• **Material supplied**:
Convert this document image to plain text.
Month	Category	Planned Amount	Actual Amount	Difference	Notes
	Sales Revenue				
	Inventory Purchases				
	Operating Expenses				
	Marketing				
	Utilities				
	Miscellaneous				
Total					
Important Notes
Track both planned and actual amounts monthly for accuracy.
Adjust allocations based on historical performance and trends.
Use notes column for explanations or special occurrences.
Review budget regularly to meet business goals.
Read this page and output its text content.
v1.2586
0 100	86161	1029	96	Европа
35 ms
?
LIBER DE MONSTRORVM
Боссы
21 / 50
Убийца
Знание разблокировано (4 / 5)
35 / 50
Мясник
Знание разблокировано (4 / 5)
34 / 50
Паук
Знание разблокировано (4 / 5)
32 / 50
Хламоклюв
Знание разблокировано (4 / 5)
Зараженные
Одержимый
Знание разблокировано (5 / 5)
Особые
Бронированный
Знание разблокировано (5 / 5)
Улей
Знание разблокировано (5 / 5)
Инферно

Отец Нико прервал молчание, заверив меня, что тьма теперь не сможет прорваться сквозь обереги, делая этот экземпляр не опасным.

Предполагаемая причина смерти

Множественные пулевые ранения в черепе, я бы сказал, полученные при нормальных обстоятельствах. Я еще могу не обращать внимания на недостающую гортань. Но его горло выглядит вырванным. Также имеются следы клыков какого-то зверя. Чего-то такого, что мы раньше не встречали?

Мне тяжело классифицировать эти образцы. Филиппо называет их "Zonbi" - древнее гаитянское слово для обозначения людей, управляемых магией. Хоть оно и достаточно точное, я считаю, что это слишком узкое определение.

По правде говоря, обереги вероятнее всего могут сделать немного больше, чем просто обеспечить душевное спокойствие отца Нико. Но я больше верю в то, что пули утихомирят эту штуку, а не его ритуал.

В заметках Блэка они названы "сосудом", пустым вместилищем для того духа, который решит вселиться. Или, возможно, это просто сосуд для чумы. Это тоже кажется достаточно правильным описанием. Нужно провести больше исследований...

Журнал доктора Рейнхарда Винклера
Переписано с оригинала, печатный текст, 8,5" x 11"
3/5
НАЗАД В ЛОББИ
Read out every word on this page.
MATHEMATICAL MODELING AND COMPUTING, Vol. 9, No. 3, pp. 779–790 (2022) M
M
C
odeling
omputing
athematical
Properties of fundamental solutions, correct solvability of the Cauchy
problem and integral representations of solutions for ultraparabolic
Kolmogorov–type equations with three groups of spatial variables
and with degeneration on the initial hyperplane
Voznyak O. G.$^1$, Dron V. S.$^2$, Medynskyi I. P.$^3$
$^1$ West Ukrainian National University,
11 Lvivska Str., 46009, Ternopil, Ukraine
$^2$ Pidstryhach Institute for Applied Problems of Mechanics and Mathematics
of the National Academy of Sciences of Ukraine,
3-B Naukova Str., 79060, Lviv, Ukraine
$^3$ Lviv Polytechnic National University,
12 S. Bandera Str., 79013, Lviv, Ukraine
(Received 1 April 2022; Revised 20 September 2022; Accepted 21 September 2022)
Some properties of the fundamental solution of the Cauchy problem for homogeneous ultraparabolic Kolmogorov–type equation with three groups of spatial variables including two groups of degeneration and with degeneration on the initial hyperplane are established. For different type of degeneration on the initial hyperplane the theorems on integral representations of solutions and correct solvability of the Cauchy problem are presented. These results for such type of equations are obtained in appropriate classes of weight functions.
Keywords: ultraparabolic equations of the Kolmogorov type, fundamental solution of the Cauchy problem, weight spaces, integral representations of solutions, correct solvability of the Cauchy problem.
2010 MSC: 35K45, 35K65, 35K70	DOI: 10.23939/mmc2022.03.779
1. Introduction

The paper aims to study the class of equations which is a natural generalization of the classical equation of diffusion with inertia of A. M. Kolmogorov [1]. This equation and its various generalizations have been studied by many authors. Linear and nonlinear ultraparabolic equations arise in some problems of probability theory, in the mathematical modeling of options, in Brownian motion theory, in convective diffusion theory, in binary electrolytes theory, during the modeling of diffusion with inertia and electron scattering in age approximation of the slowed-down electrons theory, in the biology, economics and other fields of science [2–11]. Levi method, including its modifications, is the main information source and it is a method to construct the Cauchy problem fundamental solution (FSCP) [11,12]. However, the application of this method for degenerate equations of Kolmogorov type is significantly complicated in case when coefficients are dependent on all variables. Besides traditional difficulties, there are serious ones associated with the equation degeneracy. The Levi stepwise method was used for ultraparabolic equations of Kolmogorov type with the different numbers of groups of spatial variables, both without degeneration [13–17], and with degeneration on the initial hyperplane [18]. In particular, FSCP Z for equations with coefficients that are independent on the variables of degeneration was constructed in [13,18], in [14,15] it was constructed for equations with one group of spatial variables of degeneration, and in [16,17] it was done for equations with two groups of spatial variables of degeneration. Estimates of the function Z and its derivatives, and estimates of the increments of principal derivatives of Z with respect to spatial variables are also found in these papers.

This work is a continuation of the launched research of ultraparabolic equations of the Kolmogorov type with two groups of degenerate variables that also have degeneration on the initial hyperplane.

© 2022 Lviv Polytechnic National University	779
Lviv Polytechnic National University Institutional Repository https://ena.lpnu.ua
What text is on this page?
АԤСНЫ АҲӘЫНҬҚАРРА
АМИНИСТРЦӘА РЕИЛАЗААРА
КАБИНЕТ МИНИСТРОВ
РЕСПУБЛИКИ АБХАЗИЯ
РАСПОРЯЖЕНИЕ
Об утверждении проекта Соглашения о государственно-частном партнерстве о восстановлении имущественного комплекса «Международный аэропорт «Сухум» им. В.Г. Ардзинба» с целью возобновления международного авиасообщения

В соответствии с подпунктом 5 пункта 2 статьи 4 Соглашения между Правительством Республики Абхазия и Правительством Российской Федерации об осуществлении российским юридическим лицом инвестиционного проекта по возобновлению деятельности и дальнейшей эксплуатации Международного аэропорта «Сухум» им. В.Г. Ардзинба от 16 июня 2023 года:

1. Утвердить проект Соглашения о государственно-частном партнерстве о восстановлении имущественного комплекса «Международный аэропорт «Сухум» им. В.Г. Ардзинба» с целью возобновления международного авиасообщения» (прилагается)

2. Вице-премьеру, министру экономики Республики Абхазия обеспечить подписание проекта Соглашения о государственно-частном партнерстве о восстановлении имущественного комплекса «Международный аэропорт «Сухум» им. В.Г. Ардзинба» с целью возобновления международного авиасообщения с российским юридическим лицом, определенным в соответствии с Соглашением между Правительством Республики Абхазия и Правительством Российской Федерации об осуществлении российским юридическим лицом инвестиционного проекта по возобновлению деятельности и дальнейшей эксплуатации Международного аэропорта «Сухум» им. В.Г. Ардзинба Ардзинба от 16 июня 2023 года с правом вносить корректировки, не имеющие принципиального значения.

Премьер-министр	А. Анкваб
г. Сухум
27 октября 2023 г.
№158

• **Work to complete**: Go through the records above, find every line with the word "text", and list those lines.

• **Task solution**:
Convert this document image to plain text.
Read this page and output its text content.
What text is on this page?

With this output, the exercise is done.